*** Study text Section Begins ***

Powerful owls’ grisly crime scenes in urban parkland remind us we share suburbia with a magnificent predator

Illustration of a powerful owl
‘On still nights, I often hear its sonorous double hoot. Driving home late I’ve glimpsed it gliding low up my street, weighed down by something heavy caught in its giant talons.’ Illustration: Victoria Hart/Guardian design

The air was crisp and the grass still wet with dew when I came upon what looked like a crime scene at my local park. The victim’s entrails were laid out in a neat line: a tiny intact kidney at one end and a small, bloodied mandible at the other, linked by a long string of intestines. Bandicoot remains? No, the fur looked more like possum.

I had found leftovers from the previous night’s dinner, and the diner was one of Australia’s apex predators, the powerful owl. Like some kind of bush bandit, it hunts at night, swooping silently before returning to the treetops to dismember and devour its hapless prey.

On still nights, I often hear its sonorous double hoot. Driving home late I’ve glimpsed it gliding low up my street, weighed down by something heavy caught in its giant talons. Its shadow once passed over me at dusk at the same park where I found the possum remains.

Walking in the bush one day, I noticed telltale whitewash and regurgitated pellets containing fluff and bones – owl poo and vomit to the layperson – and looked up into the trees to see the wide-eyed stare of an owlet.

I shouldn’t be surprised to find so many signs of this elusive bird in suburban Sydney, says Dr Holly Parsons, the manager of BirdLife Australia’s urban bird program. The species has been losing habitat in old-growth forests for decades because of land clearing.

*** Study text Section Ends ***
*** Records supplied Section Begins ***

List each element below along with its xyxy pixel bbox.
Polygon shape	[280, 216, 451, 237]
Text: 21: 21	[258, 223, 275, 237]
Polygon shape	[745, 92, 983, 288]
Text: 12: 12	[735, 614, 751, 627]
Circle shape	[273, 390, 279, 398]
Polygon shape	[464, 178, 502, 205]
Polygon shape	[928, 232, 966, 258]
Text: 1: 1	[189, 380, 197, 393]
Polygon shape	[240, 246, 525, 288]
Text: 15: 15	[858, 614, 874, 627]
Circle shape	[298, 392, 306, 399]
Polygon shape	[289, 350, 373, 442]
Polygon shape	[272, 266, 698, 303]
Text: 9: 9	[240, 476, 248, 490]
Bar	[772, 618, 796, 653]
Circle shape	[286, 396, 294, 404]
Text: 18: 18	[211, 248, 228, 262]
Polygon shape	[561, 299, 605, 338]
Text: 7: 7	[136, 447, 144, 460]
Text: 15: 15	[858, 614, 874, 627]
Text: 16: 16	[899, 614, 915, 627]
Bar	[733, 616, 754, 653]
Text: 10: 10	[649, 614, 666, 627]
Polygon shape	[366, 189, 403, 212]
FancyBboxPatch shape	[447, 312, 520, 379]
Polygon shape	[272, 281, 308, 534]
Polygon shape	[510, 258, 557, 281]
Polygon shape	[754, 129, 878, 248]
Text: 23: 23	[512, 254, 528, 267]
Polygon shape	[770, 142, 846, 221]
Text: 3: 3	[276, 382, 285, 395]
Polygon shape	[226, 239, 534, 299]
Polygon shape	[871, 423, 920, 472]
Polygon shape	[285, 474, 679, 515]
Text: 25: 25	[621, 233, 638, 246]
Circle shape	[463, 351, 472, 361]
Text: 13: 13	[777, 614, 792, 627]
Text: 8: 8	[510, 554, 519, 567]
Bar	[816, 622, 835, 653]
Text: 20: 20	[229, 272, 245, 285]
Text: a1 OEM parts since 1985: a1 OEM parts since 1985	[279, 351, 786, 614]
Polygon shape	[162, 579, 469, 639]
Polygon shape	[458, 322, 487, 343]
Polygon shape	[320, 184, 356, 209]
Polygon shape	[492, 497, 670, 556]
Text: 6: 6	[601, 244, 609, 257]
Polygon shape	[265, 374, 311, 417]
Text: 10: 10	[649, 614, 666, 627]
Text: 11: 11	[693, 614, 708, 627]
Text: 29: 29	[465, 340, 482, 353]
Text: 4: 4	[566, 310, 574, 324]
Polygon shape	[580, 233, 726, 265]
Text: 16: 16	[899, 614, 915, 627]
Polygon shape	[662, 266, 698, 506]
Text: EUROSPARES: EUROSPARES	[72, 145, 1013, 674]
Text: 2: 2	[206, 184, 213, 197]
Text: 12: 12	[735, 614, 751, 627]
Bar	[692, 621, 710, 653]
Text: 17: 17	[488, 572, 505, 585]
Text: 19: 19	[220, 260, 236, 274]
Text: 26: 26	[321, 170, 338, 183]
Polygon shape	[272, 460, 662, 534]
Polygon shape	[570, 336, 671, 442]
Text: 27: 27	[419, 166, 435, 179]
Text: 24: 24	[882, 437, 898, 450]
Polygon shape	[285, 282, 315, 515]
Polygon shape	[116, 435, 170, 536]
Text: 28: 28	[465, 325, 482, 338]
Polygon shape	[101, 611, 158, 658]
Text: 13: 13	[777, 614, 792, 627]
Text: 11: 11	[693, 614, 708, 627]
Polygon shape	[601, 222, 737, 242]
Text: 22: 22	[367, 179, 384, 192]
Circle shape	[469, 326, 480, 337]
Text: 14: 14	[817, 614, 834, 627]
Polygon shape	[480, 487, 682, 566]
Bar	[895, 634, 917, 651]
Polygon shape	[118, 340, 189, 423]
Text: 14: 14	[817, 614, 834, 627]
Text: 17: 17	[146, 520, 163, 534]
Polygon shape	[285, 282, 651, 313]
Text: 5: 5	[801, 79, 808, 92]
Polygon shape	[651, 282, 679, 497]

*** Records supplied Section Ends ***

## Required work
Retype the owl text between "Walking in the" and "of an owlet.", inclusive.

## Solved exercise
Walking in the bush one day, I noticed telltale whitewash and regurgitated pellets containing fluff and bones – owl poo and vomit to the layperson – and looked up into the trees to see the wide-eyed stare of an owlet.